Your task: Gather the lines that hold the string "color".

Record extracts:

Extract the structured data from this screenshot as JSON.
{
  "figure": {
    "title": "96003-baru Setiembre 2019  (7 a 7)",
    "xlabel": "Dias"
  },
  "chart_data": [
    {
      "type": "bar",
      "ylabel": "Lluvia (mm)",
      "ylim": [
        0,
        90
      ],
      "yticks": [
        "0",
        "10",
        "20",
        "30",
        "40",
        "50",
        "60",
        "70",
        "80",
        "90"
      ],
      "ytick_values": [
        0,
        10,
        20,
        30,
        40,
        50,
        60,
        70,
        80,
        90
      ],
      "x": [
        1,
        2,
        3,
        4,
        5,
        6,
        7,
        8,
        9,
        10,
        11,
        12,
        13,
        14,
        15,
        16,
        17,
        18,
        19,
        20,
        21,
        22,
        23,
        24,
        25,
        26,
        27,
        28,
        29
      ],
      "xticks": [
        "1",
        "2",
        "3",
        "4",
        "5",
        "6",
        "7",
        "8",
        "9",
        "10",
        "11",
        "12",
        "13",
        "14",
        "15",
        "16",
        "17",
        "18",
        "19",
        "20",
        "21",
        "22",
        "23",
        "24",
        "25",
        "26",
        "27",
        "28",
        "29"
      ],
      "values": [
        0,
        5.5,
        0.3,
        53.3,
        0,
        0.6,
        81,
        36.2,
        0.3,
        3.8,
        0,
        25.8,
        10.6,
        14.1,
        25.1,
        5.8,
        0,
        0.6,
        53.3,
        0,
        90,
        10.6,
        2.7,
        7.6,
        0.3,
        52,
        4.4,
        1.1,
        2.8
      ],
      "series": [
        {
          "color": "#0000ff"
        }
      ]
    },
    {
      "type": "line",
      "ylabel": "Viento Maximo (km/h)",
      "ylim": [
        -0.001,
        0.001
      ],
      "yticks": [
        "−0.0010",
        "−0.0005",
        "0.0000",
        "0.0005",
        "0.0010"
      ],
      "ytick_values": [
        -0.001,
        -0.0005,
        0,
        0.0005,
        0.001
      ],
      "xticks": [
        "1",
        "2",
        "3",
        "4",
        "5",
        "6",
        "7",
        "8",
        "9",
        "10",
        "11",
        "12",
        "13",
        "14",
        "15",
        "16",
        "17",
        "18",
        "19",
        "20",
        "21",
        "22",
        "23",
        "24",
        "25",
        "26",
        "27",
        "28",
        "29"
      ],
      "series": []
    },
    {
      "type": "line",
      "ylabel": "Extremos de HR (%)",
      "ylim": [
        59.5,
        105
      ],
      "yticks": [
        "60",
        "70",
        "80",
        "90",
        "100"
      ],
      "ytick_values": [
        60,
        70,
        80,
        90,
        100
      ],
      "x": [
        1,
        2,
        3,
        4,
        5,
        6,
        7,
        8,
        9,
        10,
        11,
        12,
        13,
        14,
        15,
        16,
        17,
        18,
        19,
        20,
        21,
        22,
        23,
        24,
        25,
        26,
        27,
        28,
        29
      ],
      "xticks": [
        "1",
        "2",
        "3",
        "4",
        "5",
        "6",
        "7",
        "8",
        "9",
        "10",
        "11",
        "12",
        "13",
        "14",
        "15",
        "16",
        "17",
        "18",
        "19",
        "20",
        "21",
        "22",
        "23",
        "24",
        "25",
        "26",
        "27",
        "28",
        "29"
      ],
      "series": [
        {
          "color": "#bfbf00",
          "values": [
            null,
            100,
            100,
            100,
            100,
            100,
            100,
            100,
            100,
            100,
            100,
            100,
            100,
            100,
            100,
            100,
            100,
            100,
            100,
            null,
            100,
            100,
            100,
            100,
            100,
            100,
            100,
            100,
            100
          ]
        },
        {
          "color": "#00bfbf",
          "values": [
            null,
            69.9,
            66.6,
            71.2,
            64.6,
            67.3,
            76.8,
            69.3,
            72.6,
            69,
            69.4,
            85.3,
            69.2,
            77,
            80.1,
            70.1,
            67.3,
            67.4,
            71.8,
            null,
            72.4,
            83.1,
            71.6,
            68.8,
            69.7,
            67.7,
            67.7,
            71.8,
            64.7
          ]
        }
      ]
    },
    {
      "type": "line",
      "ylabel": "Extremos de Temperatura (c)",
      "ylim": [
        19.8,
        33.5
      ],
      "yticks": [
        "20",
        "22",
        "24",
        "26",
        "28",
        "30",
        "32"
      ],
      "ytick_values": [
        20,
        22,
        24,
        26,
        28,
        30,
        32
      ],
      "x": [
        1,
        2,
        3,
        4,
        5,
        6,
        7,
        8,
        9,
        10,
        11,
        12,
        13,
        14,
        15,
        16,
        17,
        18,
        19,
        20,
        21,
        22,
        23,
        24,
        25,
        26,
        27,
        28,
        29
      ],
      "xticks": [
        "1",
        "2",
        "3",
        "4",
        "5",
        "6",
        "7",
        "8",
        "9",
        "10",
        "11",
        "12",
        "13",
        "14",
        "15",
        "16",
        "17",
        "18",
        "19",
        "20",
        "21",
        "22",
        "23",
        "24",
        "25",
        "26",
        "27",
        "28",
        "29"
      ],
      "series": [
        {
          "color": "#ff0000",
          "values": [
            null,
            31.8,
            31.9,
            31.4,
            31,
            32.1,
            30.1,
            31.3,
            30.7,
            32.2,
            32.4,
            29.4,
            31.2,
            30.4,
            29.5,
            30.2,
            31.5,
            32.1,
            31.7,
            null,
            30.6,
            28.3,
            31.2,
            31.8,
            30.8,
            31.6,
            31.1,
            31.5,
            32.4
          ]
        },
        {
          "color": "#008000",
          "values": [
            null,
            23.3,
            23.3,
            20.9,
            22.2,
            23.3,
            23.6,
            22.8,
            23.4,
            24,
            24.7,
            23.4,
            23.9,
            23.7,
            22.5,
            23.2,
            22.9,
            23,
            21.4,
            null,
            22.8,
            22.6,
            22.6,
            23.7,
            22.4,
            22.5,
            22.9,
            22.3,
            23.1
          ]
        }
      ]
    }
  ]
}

Task response:
          "color": "#0000ff"
          "color": "#bfbf00",
          "color": "#00bfbf",
          "color": "#ff0000",
          "color": "#008000",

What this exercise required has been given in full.